# WHAT TO PRODUCE
Omit the pictures, please, and give each record below again exactly.

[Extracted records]
____________

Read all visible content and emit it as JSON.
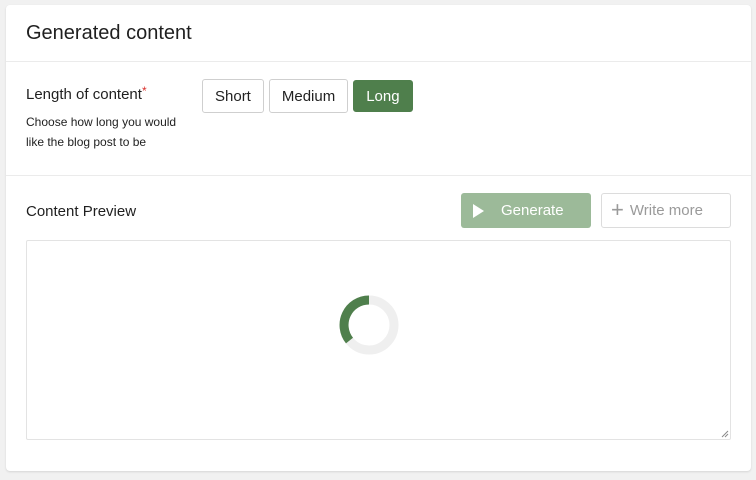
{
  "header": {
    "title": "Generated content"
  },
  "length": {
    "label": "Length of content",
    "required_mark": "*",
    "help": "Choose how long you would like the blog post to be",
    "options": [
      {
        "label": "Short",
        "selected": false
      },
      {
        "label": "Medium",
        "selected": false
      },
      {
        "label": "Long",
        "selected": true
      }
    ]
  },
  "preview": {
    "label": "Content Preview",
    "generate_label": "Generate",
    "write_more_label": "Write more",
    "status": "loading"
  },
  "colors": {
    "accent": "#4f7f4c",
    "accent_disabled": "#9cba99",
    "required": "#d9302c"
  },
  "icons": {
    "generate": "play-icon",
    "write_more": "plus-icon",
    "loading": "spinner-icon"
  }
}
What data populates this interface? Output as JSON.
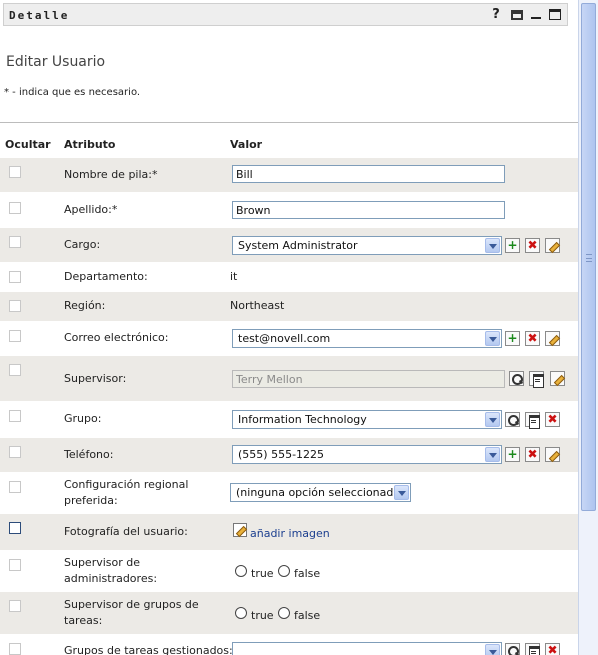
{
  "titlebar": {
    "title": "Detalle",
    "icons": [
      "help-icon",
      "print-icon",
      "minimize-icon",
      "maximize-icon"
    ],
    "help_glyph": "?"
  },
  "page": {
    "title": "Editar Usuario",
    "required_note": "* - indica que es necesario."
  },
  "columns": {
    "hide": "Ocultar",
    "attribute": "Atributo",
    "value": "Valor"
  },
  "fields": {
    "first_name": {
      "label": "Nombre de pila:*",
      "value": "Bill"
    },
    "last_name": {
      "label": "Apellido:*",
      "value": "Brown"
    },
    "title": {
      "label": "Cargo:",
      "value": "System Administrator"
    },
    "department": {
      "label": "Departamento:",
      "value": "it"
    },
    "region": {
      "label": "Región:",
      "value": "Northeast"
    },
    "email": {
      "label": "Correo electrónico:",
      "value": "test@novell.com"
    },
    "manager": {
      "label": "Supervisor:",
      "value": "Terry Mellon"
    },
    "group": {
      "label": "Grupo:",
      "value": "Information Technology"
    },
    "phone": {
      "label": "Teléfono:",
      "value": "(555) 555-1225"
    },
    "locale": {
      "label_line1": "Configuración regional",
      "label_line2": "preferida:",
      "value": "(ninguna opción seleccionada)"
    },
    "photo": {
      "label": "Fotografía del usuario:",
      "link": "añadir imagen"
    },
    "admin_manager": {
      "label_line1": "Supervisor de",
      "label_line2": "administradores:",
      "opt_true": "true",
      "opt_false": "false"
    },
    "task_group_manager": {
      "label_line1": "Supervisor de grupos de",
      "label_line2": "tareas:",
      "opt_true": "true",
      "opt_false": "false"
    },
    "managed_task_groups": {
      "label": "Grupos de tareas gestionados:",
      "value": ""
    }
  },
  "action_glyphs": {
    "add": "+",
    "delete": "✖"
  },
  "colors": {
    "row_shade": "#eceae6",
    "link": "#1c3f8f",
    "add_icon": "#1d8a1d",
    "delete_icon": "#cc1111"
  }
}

____________

# RESULT OF THE EXERCISE
Read all visible content and emit it as JSON.
{
  "header": {
    "title": "Generated content"
  },
  "length": {
    "label": "Length of content",
    "required_mark": "*",
    "help": "Choose how long you would like the blog post to be",
    "options": [
      {
        "label": "Short",
        "selected": false
      },
      {
        "label": "Medium",
        "selected": false
      },
      {
        "label": "Long",
        "selected": true
      }
    ]
  },
  "preview": {
    "label": "Content Preview",
    "generate_label": "Generate",
    "write_more_label": "Write more",
    "status": "loading"
  },
  "colors": {
    "accent": "#4f7f4c",
    "accent_disabled": "#9cba99",
    "required": "#d9302c"
  },
  "icons": {
    "generate": "play-icon",
    "write_more": "plus-icon",
    "loading": "spinner-icon"
  }
}
What data populates this interface? Output as JSON.
{
  "titlebar": {
    "title": "Detalle",
    "icons": [
      "help-icon",
      "print-icon",
      "minimize-icon",
      "maximize-icon"
    ],
    "help_glyph": "?"
  },
  "page": {
    "title": "Editar Usuario",
    "required_note": "* - indica que es necesario."
  },
  "columns": {
    "hide": "Ocultar",
    "attribute": "Atributo",
    "value": "Valor"
  },
  "fields": {
    "first_name": {
      "label": "Nombre de pila:*",
      "value": "Bill"
    },
    "last_name": {
      "label": "Apellido:*",
      "value": "Brown"
    },
    "title": {
      "label": "Cargo:",
      "value": "System Administrator"
    },
    "department": {
      "label": "Departamento:",
      "value": "it"
    },
    "region": {
      "label": "Región:",
      "value": "Northeast"
    },
    "email": {
      "label": "Correo electrónico:",
      "value": "test@novell.com"
    },
    "manager": {
      "label": "Supervisor:",
      "value": "Terry Mellon"
    },
    "group": {
      "label": "Grupo:",
      "value": "Information Technology"
    },
    "phone": {
      "label": "Teléfono:",
      "value": "(555) 555-1225"
    },
    "locale": {
      "label_line1": "Configuración regional",
      "label_line2": "preferida:",
      "value": "(ninguna opción seleccionada)"
    },
    "photo": {
      "label": "Fotografía del usuario:",
      "link": "añadir imagen"
    },
    "admin_manager": {
      "label_line1": "Supervisor de",
      "label_line2": "administradores:",
      "opt_true": "true",
      "opt_false": "false"
    },
    "task_group_manager": {
      "label_line1": "Supervisor de grupos de",
      "label_line2": "tareas:",
      "opt_true": "true",
      "opt_false": "false"
    },
    "managed_task_groups": {
      "label": "Grupos de tareas gestionados:",
      "value": ""
    }
  },
  "action_glyphs": {
    "add": "+",
    "delete": "✖"
  },
  "colors": {
    "row_shade": "#eceae6",
    "link": "#1c3f8f",
    "add_icon": "#1d8a1d",
    "delete_icon": "#cc1111"
  }
}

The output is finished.